[Extracted data entries]
%%

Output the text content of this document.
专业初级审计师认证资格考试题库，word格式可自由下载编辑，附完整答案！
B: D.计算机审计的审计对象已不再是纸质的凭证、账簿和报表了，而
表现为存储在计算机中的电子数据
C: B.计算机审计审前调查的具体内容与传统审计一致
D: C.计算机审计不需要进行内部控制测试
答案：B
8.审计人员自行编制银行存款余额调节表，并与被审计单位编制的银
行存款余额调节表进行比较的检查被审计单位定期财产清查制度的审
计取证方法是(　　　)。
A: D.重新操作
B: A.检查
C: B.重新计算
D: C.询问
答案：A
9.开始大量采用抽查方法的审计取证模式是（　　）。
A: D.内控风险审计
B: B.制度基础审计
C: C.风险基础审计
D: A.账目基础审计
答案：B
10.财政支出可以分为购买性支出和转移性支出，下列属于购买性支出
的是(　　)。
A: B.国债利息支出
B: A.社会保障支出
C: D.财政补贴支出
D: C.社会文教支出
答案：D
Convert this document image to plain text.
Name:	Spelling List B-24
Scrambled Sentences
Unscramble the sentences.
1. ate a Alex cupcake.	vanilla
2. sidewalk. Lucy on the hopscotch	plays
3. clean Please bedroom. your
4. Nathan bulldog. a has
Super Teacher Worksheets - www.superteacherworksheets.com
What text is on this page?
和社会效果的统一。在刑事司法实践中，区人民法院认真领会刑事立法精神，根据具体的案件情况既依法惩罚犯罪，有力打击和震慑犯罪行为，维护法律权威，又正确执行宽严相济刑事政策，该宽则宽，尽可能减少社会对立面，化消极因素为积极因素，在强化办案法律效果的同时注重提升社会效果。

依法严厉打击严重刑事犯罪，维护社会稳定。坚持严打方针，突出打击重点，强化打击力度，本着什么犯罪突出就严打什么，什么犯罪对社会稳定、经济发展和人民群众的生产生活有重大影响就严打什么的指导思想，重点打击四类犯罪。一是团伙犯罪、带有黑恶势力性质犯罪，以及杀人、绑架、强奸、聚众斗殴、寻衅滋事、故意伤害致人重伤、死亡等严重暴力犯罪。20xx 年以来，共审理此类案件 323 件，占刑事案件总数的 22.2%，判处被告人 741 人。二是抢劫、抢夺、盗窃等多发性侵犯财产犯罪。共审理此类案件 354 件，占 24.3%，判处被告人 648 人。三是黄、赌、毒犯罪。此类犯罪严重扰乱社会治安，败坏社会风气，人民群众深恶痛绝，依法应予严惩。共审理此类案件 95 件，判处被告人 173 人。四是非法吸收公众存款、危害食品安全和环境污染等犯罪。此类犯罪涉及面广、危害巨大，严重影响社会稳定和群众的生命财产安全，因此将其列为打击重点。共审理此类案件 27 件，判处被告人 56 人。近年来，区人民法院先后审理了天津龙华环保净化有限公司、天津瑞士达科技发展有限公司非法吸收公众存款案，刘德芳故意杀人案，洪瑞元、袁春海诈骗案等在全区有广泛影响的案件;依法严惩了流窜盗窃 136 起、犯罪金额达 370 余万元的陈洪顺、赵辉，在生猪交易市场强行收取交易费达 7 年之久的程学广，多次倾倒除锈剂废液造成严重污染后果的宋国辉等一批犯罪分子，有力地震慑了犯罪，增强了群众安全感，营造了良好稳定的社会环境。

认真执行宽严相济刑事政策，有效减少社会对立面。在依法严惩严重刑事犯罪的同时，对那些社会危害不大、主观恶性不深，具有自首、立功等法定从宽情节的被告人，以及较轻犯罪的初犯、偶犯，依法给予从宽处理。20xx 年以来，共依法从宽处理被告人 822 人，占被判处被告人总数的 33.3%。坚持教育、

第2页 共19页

%%

Repeat the entries shown above, every one, word for word.

Output the text content of this document.
专业初级审计师认证资格考试题库，word格式可自由下载编辑，附完整答案！
B: D.计算机审计的审计对象已不再是纸质的凭证、账簿和报表了，而
表现为存储在计算机中的电子数据
C: B.计算机审计审前调查的具体内容与传统审计一致
D: C.计算机审计不需要进行内部控制测试
答案：B
8.审计人员自行编制银行存款余额调节表，并与被审计单位编制的银
行存款余额调节表进行比较的检查被审计单位定期财产清查制度的审
计取证方法是(　　　)。
A: D.重新操作
B: A.检查
C: B.重新计算
D: C.询问
答案：A
9.开始大量采用抽查方法的审计取证模式是（　　）。
A: D.内控风险审计
B: B.制度基础审计
C: C.风险基础审计
D: A.账目基础审计
答案：B
10.财政支出可以分为购买性支出和转移性支出，下列属于购买性支出
的是(　　)。
A: B.国债利息支出
B: A.社会保障支出
C: D.财政补贴支出
D: C.社会文教支出
答案：D
Convert this document image to plain text.
Name:	Spelling List B-24
Scrambled Sentences
Unscramble the sentences.
1. ate a Alex cupcake.	vanilla
2. sidewalk. Lucy on the hopscotch	plays
3. clean Please bedroom. your
4. Nathan bulldog. a has
Super Teacher Worksheets - www.superteacherworksheets.com
What text is on this page?
和社会效果的统一。在刑事司法实践中，区人民法院认真领会刑事立法精神，根据具体的案件情况既依法惩罚犯罪，有力打击和震慑犯罪行为，维护法律权威，又正确执行宽严相济刑事政策，该宽则宽，尽可能减少社会对立面，化消极因素为积极因素，在强化办案法律效果的同时注重提升社会效果。

依法严厉打击严重刑事犯罪，维护社会稳定。坚持严打方针，突出打击重点，强化打击力度，本着什么犯罪突出就严打什么，什么犯罪对社会稳定、经济发展和人民群众的生产生活有重大影响就严打什么的指导思想，重点打击四类犯罪。一是团伙犯罪、带有黑恶势力性质犯罪，以及杀人、绑架、强奸、聚众斗殴、寻衅滋事、故意伤害致人重伤、死亡等严重暴力犯罪。20xx 年以来，共审理此类案件 323 件，占刑事案件总数的 22.2%，判处被告人 741 人。二是抢劫、抢夺、盗窃等多发性侵犯财产犯罪。共审理此类案件 354 件，占 24.3%，判处被告人 648 人。三是黄、赌、毒犯罪。此类犯罪严重扰乱社会治安，败坏社会风气，人民群众深恶痛绝，依法应予严惩。共审理此类案件 95 件，判处被告人 173 人。四是非法吸收公众存款、危害食品安全和环境污染等犯罪。此类犯罪涉及面广、危害巨大，严重影响社会稳定和群众的生命财产安全，因此将其列为打击重点。共审理此类案件 27 件，判处被告人 56 人。近年来，区人民法院先后审理了天津龙华环保净化有限公司、天津瑞士达科技发展有限公司非法吸收公众存款案，刘德芳故意杀人案，洪瑞元、袁春海诈骗案等在全区有广泛影响的案件;依法严惩了流窜盗窃 136 起、犯罪金额达 370 余万元的陈洪顺、赵辉，在生猪交易市场强行收取交易费达 7 年之久的程学广，多次倾倒除锈剂废液造成严重污染后果的宋国辉等一批犯罪分子，有力地震慑了犯罪，增强了群众安全感，营造了良好稳定的社会环境。

认真执行宽严相济刑事政策，有效减少社会对立面。在依法严惩严重刑事犯罪的同时，对那些社会危害不大、主观恶性不深，具有自首、立功等法定从宽情节的被告人，以及较轻犯罪的初犯、偶犯，依法给予从宽处理。20xx 年以来，共依法从宽处理被告人 822 人，占被判处被告人总数的 33.3%。坚持教育、

第2页 共19页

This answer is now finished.